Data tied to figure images
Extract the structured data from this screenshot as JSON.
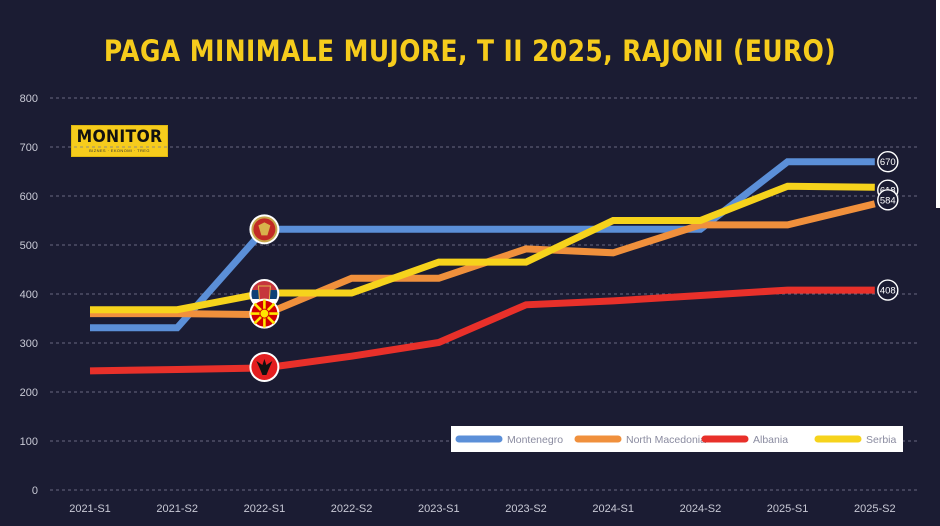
{
  "title": "PAGA MINIMALE MUJORE, T II 2025, RAJONI (EURO)",
  "logo": {
    "name": "MONITOR",
    "tagline": "BIZNES · EKONOMI · TREG"
  },
  "chart_data": {
    "type": "line",
    "title": "PAGA MINIMALE MUJORE, T II 2025, RAJONI (EURO)",
    "xlabel": "",
    "ylabel": "",
    "ylim": [
      0,
      800
    ],
    "yticks": [
      0,
      100,
      200,
      300,
      400,
      500,
      600,
      700,
      800
    ],
    "grid": true,
    "legend_position": "bottom-right",
    "categories": [
      "2021-S1",
      "2021-S2",
      "2022-S1",
      "2022-S2",
      "2023-S1",
      "2023-S2",
      "2024-S1",
      "2024-S2",
      "2025-S1",
      "2025-S2"
    ],
    "series": [
      {
        "name": "Montenegro",
        "color": "#5b8fd8",
        "values": [
          331,
          331,
          532,
          532,
          532,
          532,
          532,
          532,
          670,
          670
        ],
        "icon": "montenegro-flag-icon"
      },
      {
        "name": "North Macedonia",
        "color": "#f0903c",
        "values": [
          360,
          360,
          358,
          432,
          432,
          492,
          484,
          541,
          541,
          584
        ],
        "icon": "north-macedonia-flag-icon"
      },
      {
        "name": "Albania",
        "color": "#e8302a",
        "values": [
          243,
          246,
          249,
          273,
          301,
          378,
          386,
          397,
          408,
          408
        ],
        "icon": "albania-flag-icon"
      },
      {
        "name": "Serbia",
        "color": "#f6d31c",
        "values": [
          368,
          368,
          402,
          402,
          465,
          465,
          550,
          550,
          620,
          618
        ],
        "icon": "serbia-flag-icon"
      }
    ],
    "end_labels": [
      "670",
      "618",
      "584",
      "408"
    ]
  }
}
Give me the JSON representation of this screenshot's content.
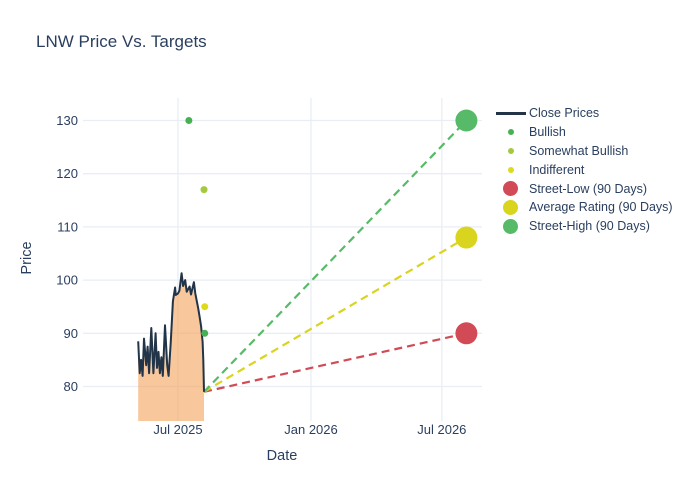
{
  "chart_data": {
    "type": "line",
    "title": "LNW Price Vs. Targets",
    "xlabel": "Date",
    "ylabel": "Price",
    "grid": true,
    "legend_position": "right-outside",
    "x_ticks": [
      {
        "label": "Jul 2025",
        "date": "2025-07-01"
      },
      {
        "label": "Jan 2026",
        "date": "2026-01-01"
      },
      {
        "label": "Jul 2026",
        "date": "2026-07-01"
      }
    ],
    "y_ticks": [
      80,
      90,
      100,
      110,
      120,
      130
    ],
    "y_range": [
      73.5,
      134.2
    ],
    "x_range": [
      "2025-02-22",
      "2026-08-26"
    ],
    "colors": {
      "text": "#2a3f5f",
      "grid": "#e9eef6",
      "background": "#ffffff",
      "close_line": "#223447",
      "close_fill": "rgba(244,164,96,0.62)",
      "bullish": "#44b152",
      "somewhat_bullish": "#a4c93c",
      "indifferent": "#ddd91c",
      "street_low": "#d14a55",
      "average_rating": "#d9d41d",
      "street_high": "#57ba68"
    },
    "series": [
      {
        "name": "Close Prices",
        "type": "area-line",
        "dates": [
          "2025-05-07",
          "2025-05-09",
          "2025-05-11",
          "2025-05-13",
          "2025-05-15",
          "2025-05-18",
          "2025-05-20",
          "2025-05-22",
          "2025-05-25",
          "2025-05-28",
          "2025-05-31",
          "2025-06-02",
          "2025-06-04",
          "2025-06-06",
          "2025-06-08",
          "2025-06-10",
          "2025-06-13",
          "2025-06-16",
          "2025-06-18",
          "2025-06-21",
          "2025-06-24",
          "2025-06-27",
          "2025-06-28",
          "2025-07-01",
          "2025-07-03",
          "2025-07-06",
          "2025-07-08",
          "2025-07-11",
          "2025-07-13",
          "2025-07-17",
          "2025-07-19",
          "2025-07-23",
          "2025-07-25",
          "2025-07-29",
          "2025-07-31",
          "2025-08-02",
          "2025-08-04",
          "2025-08-05",
          "2025-08-06"
        ],
        "values": [
          88.5,
          82.5,
          85,
          82,
          89,
          84,
          87.5,
          82.5,
          91,
          82.5,
          90,
          83.5,
          86.5,
          82.5,
          85.5,
          82,
          91.5,
          84,
          82,
          88.5,
          96,
          98.6,
          97.2,
          97.5,
          98,
          101.3,
          98.9,
          100,
          97.8,
          98.8,
          97.3,
          99.6,
          97.5,
          94.7,
          93,
          91.3,
          88.4,
          85,
          79
        ]
      }
    ],
    "rating_points": [
      {
        "label": "Bullish",
        "date": "2025-07-16",
        "value": 130,
        "color_key": "bullish"
      },
      {
        "label": "Somewhat Bullish",
        "date": "2025-08-06",
        "value": 117,
        "color_key": "somewhat_bullish"
      },
      {
        "label": "Indifferent",
        "date": "2025-08-07",
        "value": 95,
        "color_key": "indifferent"
      },
      {
        "label": "Bullish",
        "date": "2025-08-07",
        "value": 90,
        "color_key": "bullish"
      }
    ],
    "projection_start": {
      "date": "2025-08-06",
      "value": 79
    },
    "price_targets": [
      {
        "label": "Street-Low (90 Days)",
        "date": "2026-08-04",
        "value": 90,
        "color_key": "street_low"
      },
      {
        "label": "Average Rating (90 Days)",
        "date": "2026-08-04",
        "value": 108,
        "color_key": "average_rating"
      },
      {
        "label": "Street-High (90 Days)",
        "date": "2026-08-04",
        "value": 130,
        "color_key": "street_high"
      }
    ],
    "legend": [
      {
        "label": "Close Prices",
        "swatch": "line",
        "color_key": "close_line"
      },
      {
        "label": "Bullish",
        "swatch": "dot-small",
        "color_key": "bullish"
      },
      {
        "label": "Somewhat Bullish",
        "swatch": "dot-small",
        "color_key": "somewhat_bullish"
      },
      {
        "label": "Indifferent",
        "swatch": "dot-small",
        "color_key": "indifferent"
      },
      {
        "label": "Street-Low (90 Days)",
        "swatch": "dot-large",
        "color_key": "street_low"
      },
      {
        "label": "Average Rating (90 Days)",
        "swatch": "dot-large",
        "color_key": "average_rating"
      },
      {
        "label": "Street-High (90 Days)",
        "swatch": "dot-large",
        "color_key": "street_high"
      }
    ]
  }
}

# The problem
Output each line exactly; omit every picture.

# Exercise response
Extract the structured data from this screenshot as JSON.
{
  "title": "PAGA MINIMALE MUJORE, T II 2025, RAJONI (EURO)",
  "logo": {
    "name": "MONITOR",
    "tagline": "BIZNES · EKONOMI · TREG"
  },
  "chart_data": {
    "type": "line",
    "title": "PAGA MINIMALE MUJORE, T II 2025, RAJONI (EURO)",
    "xlabel": "",
    "ylabel": "",
    "ylim": [
      0,
      800
    ],
    "yticks": [
      0,
      100,
      200,
      300,
      400,
      500,
      600,
      700,
      800
    ],
    "grid": true,
    "legend_position": "bottom-right",
    "categories": [
      "2021-S1",
      "2021-S2",
      "2022-S1",
      "2022-S2",
      "2023-S1",
      "2023-S2",
      "2024-S1",
      "2024-S2",
      "2025-S1",
      "2025-S2"
    ],
    "series": [
      {
        "name": "Montenegro",
        "color": "#5b8fd8",
        "values": [
          331,
          331,
          532,
          532,
          532,
          532,
          532,
          532,
          670,
          670
        ],
        "icon": "montenegro-flag-icon"
      },
      {
        "name": "North Macedonia",
        "color": "#f0903c",
        "values": [
          360,
          360,
          358,
          432,
          432,
          492,
          484,
          541,
          541,
          584
        ],
        "icon": "north-macedonia-flag-icon"
      },
      {
        "name": "Albania",
        "color": "#e8302a",
        "values": [
          243,
          246,
          249,
          273,
          301,
          378,
          386,
          397,
          408,
          408
        ],
        "icon": "albania-flag-icon"
      },
      {
        "name": "Serbia",
        "color": "#f6d31c",
        "values": [
          368,
          368,
          402,
          402,
          465,
          465,
          550,
          550,
          620,
          618
        ],
        "icon": "serbia-flag-icon"
      }
    ],
    "end_labels": [
      "670",
      "618",
      "584",
      "408"
    ]
  }
}
Give me the JSON representation of this screenshot's content.
{
  "chart_data": {
    "type": "line",
    "title": "LNW Price Vs. Targets",
    "xlabel": "Date",
    "ylabel": "Price",
    "grid": true,
    "legend_position": "right-outside",
    "x_ticks": [
      {
        "label": "Jul 2025",
        "date": "2025-07-01"
      },
      {
        "label": "Jan 2026",
        "date": "2026-01-01"
      },
      {
        "label": "Jul 2026",
        "date": "2026-07-01"
      }
    ],
    "y_ticks": [
      80,
      90,
      100,
      110,
      120,
      130
    ],
    "y_range": [
      73.5,
      134.2
    ],
    "x_range": [
      "2025-02-22",
      "2026-08-26"
    ],
    "colors": {
      "text": "#2a3f5f",
      "grid": "#e9eef6",
      "background": "#ffffff",
      "close_line": "#223447",
      "close_fill": "rgba(244,164,96,0.62)",
      "bullish": "#44b152",
      "somewhat_bullish": "#a4c93c",
      "indifferent": "#ddd91c",
      "street_low": "#d14a55",
      "average_rating": "#d9d41d",
      "street_high": "#57ba68"
    },
    "series": [
      {
        "name": "Close Prices",
        "type": "area-line",
        "dates": [
          "2025-05-07",
          "2025-05-09",
          "2025-05-11",
          "2025-05-13",
          "2025-05-15",
          "2025-05-18",
          "2025-05-20",
          "2025-05-22",
          "2025-05-25",
          "2025-05-28",
          "2025-05-31",
          "2025-06-02",
          "2025-06-04",
          "2025-06-06",
          "2025-06-08",
          "2025-06-10",
          "2025-06-13",
          "2025-06-16",
          "2025-06-18",
          "2025-06-21",
          "2025-06-24",
          "2025-06-27",
          "2025-06-28",
          "2025-07-01",
          "2025-07-03",
          "2025-07-06",
          "2025-07-08",
          "2025-07-11",
          "2025-07-13",
          "2025-07-17",
          "2025-07-19",
          "2025-07-23",
          "2025-07-25",
          "2025-07-29",
          "2025-07-31",
          "2025-08-02",
          "2025-08-04",
          "2025-08-05",
          "2025-08-06"
        ],
        "values": [
          88.5,
          82.5,
          85,
          82,
          89,
          84,
          87.5,
          82.5,
          91,
          82.5,
          90,
          83.5,
          86.5,
          82.5,
          85.5,
          82,
          91.5,
          84,
          82,
          88.5,
          96,
          98.6,
          97.2,
          97.5,
          98,
          101.3,
          98.9,
          100,
          97.8,
          98.8,
          97.3,
          99.6,
          97.5,
          94.7,
          93,
          91.3,
          88.4,
          85,
          79
        ]
      }
    ],
    "rating_points": [
      {
        "label": "Bullish",
        "date": "2025-07-16",
        "value": 130,
        "color_key": "bullish"
      },
      {
        "label": "Somewhat Bullish",
        "date": "2025-08-06",
        "value": 117,
        "color_key": "somewhat_bullish"
      },
      {
        "label": "Indifferent",
        "date": "2025-08-07",
        "value": 95,
        "color_key": "indifferent"
      },
      {
        "label": "Bullish",
        "date": "2025-08-07",
        "value": 90,
        "color_key": "bullish"
      }
    ],
    "projection_start": {
      "date": "2025-08-06",
      "value": 79
    },
    "price_targets": [
      {
        "label": "Street-Low (90 Days)",
        "date": "2026-08-04",
        "value": 90,
        "color_key": "street_low"
      },
      {
        "label": "Average Rating (90 Days)",
        "date": "2026-08-04",
        "value": 108,
        "color_key": "average_rating"
      },
      {
        "label": "Street-High (90 Days)",
        "date": "2026-08-04",
        "value": 130,
        "color_key": "street_high"
      }
    ],
    "legend": [
      {
        "label": "Close Prices",
        "swatch": "line",
        "color_key": "close_line"
      },
      {
        "label": "Bullish",
        "swatch": "dot-small",
        "color_key": "bullish"
      },
      {
        "label": "Somewhat Bullish",
        "swatch": "dot-small",
        "color_key": "somewhat_bullish"
      },
      {
        "label": "Indifferent",
        "swatch": "dot-small",
        "color_key": "indifferent"
      },
      {
        "label": "Street-Low (90 Days)",
        "swatch": "dot-large",
        "color_key": "street_low"
      },
      {
        "label": "Average Rating (90 Days)",
        "swatch": "dot-large",
        "color_key": "average_rating"
      },
      {
        "label": "Street-High (90 Days)",
        "swatch": "dot-large",
        "color_key": "street_high"
      }
    ]
  }
}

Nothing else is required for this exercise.